GIVEN INSTRUCTION:
Please put the rows into a numbered list, starting at the first row and ending at the row that contains "laptop-preview [30,103,230,515]". Leave out any blank lines.

▬▬▬▬▬▬▬▬▬▬

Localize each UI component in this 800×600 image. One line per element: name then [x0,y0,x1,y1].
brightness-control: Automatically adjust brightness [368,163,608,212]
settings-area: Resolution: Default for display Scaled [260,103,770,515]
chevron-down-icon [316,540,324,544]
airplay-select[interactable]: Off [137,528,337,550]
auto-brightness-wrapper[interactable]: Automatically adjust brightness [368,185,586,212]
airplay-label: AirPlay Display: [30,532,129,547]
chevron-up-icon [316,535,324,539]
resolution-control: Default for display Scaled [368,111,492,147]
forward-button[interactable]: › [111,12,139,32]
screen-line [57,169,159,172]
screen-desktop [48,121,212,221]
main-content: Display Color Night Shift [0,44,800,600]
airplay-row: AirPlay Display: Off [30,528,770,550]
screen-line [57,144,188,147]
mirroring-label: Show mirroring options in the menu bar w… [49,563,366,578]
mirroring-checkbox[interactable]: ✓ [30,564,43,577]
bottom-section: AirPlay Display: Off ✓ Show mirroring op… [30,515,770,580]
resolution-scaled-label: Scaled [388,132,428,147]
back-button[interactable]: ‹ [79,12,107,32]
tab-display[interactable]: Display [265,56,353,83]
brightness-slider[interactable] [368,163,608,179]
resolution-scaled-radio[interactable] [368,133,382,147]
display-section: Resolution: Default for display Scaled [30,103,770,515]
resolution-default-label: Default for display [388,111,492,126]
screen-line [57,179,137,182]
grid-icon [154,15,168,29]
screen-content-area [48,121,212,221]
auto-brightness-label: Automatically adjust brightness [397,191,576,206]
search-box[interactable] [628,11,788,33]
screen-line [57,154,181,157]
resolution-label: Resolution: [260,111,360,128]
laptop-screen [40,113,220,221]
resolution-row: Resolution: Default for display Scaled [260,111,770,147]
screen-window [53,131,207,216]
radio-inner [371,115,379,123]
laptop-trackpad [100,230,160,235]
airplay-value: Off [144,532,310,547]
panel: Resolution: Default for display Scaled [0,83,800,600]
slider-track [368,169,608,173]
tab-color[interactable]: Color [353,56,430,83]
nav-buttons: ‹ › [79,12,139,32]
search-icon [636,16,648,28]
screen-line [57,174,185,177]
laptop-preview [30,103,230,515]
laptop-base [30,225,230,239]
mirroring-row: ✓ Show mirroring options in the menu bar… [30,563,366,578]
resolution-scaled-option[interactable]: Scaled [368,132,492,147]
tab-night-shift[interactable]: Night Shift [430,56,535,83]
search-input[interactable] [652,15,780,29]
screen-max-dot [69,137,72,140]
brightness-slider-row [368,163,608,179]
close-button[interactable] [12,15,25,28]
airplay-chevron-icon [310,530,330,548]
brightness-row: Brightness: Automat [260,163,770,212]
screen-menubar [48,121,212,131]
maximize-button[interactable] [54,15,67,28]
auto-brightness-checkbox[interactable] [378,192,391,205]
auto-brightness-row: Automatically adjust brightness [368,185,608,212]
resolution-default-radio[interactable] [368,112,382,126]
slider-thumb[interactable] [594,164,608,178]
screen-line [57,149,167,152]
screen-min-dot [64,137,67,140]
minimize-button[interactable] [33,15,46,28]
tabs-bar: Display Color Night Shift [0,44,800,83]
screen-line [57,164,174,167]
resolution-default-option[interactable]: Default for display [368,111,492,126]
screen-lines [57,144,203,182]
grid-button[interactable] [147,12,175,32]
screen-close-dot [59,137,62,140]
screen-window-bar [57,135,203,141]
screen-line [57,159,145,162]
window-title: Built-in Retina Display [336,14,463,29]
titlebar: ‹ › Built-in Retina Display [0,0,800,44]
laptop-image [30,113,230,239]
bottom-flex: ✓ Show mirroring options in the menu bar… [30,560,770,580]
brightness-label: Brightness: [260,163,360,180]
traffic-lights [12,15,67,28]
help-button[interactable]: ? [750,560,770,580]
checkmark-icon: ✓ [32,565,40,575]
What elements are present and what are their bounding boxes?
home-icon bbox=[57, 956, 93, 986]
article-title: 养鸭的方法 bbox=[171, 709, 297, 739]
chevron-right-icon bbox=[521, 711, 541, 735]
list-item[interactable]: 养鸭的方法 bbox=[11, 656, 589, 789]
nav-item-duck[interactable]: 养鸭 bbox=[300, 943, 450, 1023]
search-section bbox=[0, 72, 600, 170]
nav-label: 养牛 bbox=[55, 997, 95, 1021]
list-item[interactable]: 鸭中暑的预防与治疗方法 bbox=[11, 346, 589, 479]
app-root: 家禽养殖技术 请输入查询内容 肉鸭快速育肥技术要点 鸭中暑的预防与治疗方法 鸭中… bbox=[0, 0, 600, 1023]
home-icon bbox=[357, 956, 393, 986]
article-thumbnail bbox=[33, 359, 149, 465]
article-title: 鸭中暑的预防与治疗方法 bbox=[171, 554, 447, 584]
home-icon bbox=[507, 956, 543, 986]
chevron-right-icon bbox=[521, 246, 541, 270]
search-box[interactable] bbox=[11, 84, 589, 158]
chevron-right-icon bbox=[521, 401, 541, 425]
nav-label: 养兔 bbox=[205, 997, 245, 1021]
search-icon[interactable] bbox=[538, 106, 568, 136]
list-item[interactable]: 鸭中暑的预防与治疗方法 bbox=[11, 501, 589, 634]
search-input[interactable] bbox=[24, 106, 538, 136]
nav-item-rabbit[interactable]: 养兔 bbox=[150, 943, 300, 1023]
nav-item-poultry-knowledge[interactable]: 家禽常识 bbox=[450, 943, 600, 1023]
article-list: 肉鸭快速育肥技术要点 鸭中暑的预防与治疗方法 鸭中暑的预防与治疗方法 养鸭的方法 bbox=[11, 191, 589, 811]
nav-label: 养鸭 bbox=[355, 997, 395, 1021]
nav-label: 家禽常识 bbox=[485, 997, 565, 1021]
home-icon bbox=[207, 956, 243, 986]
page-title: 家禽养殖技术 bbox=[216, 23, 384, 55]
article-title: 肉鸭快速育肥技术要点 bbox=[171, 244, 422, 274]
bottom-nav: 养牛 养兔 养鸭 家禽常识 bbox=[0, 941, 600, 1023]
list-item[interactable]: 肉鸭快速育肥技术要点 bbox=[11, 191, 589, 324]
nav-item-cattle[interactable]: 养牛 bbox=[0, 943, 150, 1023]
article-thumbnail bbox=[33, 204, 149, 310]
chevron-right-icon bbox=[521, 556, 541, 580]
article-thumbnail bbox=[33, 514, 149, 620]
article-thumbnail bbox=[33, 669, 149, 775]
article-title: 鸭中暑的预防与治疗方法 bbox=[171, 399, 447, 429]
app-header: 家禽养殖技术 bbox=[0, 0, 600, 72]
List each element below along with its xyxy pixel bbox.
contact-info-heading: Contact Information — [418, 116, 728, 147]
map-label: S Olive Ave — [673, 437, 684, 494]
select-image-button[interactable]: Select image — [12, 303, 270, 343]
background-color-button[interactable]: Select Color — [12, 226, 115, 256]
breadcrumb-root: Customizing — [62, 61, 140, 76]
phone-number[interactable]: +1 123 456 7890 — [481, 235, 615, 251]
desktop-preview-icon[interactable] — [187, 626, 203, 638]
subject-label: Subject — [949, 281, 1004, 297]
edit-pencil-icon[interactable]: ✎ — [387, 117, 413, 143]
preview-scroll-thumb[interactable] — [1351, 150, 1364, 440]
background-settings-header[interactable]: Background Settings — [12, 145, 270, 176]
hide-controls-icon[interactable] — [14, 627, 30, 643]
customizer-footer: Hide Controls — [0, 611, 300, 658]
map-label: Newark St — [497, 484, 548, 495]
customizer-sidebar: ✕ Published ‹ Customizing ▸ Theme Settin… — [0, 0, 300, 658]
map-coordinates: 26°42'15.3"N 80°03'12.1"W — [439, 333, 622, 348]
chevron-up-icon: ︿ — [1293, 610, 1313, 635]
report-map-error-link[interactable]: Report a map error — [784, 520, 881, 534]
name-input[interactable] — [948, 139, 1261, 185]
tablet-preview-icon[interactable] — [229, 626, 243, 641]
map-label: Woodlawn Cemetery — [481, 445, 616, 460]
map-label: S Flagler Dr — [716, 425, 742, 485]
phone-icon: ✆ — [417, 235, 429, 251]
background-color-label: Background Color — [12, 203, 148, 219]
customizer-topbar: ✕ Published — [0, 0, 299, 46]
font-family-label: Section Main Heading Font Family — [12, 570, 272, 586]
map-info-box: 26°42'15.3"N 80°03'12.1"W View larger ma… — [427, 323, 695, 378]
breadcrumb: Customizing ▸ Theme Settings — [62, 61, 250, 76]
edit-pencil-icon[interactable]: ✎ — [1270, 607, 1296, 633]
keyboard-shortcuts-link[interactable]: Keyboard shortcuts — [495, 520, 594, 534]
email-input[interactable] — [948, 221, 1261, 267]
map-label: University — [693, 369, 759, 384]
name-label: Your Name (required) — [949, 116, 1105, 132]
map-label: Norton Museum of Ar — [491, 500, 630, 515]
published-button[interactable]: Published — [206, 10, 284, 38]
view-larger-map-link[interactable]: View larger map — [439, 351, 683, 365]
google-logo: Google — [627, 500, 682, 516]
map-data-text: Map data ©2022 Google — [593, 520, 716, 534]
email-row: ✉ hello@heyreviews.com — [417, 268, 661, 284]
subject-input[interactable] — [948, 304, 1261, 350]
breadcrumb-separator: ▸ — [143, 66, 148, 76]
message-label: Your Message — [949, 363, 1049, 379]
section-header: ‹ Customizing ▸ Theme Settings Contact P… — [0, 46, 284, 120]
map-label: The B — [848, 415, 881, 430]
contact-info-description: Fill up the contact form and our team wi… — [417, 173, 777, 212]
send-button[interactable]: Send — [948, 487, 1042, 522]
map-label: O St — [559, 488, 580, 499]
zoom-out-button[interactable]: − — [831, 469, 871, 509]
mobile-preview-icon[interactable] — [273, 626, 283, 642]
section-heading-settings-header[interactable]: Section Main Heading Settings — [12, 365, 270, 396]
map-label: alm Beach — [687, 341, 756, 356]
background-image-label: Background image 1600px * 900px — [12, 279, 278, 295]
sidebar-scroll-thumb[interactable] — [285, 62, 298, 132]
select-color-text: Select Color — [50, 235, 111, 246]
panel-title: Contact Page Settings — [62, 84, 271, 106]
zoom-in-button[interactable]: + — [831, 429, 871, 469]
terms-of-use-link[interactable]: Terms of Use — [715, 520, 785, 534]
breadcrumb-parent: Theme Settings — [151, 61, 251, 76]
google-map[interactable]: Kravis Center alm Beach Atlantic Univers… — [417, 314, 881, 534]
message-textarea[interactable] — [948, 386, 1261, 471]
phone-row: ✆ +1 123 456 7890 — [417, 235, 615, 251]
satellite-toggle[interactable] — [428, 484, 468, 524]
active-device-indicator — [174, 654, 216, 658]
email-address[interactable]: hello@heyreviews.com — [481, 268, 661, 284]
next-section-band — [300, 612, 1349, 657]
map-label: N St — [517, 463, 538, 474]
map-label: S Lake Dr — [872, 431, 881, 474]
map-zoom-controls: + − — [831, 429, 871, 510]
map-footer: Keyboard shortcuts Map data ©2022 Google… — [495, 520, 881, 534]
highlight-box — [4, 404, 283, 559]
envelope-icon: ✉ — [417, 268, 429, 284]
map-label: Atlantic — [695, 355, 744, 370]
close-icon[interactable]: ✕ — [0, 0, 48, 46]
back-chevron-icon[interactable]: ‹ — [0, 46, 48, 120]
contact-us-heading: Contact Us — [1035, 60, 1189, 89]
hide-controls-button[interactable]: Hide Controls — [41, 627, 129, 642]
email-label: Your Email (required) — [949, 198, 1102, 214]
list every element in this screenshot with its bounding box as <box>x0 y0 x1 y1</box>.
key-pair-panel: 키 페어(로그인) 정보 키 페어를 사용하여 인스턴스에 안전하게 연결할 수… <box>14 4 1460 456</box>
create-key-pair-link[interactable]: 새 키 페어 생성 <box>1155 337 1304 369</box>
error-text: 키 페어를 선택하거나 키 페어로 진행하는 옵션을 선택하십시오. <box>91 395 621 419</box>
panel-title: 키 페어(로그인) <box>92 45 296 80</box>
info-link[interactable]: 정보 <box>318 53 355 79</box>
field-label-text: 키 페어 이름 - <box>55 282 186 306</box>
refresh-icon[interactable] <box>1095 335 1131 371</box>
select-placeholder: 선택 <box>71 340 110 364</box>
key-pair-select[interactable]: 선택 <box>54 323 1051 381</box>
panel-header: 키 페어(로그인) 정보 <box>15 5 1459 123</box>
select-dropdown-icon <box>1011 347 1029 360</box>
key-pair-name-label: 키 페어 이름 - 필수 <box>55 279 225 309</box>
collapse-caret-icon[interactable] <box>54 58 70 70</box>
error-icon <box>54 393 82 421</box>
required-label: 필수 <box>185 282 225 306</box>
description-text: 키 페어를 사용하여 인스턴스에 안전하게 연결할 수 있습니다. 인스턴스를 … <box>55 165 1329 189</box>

▬▬▬▬▬▬▬▬▬▬

IN RESPONSE:
1. Localize each UI component in this 800×600 image. One line per element: name then [x0,y0,x1,y1].
2. brightness-control: Automatically adjust brightness [368,163,608,212]
3. settings-area: Resolution: Default for display Scaled [260,103,770,515]
4. chevron-down-icon [316,540,324,544]
5. airplay-select[interactable]: Off [137,528,337,550]
6. auto-brightness-wrapper[interactable]: Automatically adjust brightness [368,185,586,212]
7. airplay-label: AirPlay Display: [30,532,129,547]
8. chevron-up-icon [316,535,324,539]
9. resolution-control: Default for display Scaled [368,111,492,147]
10. forward-button[interactable]: › [111,12,139,32]
11. screen-line [57,169,159,172]
12. screen-desktop [48,121,212,221]
13. main-content: Display Color Night Shift [0,44,800,600]
14. airplay-row: AirPlay Display: Off [30,528,770,550]
15. screen-line [57,144,188,147]
16. mirroring-label: Show mirroring options in the menu bar w… [49,563,366,578]
17. mirroring-checkbox[interactable]: ✓ [30,564,43,577]
18. bottom-section: AirPlay Display: Off ✓ Show mirroring op… [30,515,770,580]
19. resolution-scaled-label: Scaled [388,132,428,147]
20. back-button[interactable]: ‹ [79,12,107,32]
21. tab-display[interactable]: Display [265,56,353,83]
22. brightness-slider[interactable] [368,163,608,179]
23. resolution-scaled-radio[interactable] [368,133,382,147]
24. display-section: Resolution: Default for display Scaled [30,103,770,515]
25. resolution-default-label: Default for display [388,111,492,126]
26. screen-line [57,179,137,182]
27. grid-icon [154,15,168,29]
28. screen-content-area [48,121,212,221]
29. auto-brightness-label: Automatically adjust brightness [397,191,576,206]
30. search-box[interactable] [628,11,788,33]
31. screen-line [57,154,181,157]
32. resolution-label: Resolution: [260,111,360,128]
33. laptop-screen [40,113,220,221]
34. resolution-row: Resolution: Default for display Scaled [260,111,770,147]
35. screen-window [53,131,207,216]
36. radio-inner [371,115,379,123]
37. laptop-trackpad [100,230,160,235]
38. airplay-value: Off [144,532,310,547]
39. panel: Resolution: Default for display Scaled [0,83,800,600]
40. slider-track [368,169,608,173]
41. tab-color[interactable]: Color [353,56,430,83]
42. nav-buttons: ‹ › [79,12,139,32]
43. search-icon [636,16,648,28]
44. screen-line [57,174,185,177]
45. laptop-preview [30,103,230,515]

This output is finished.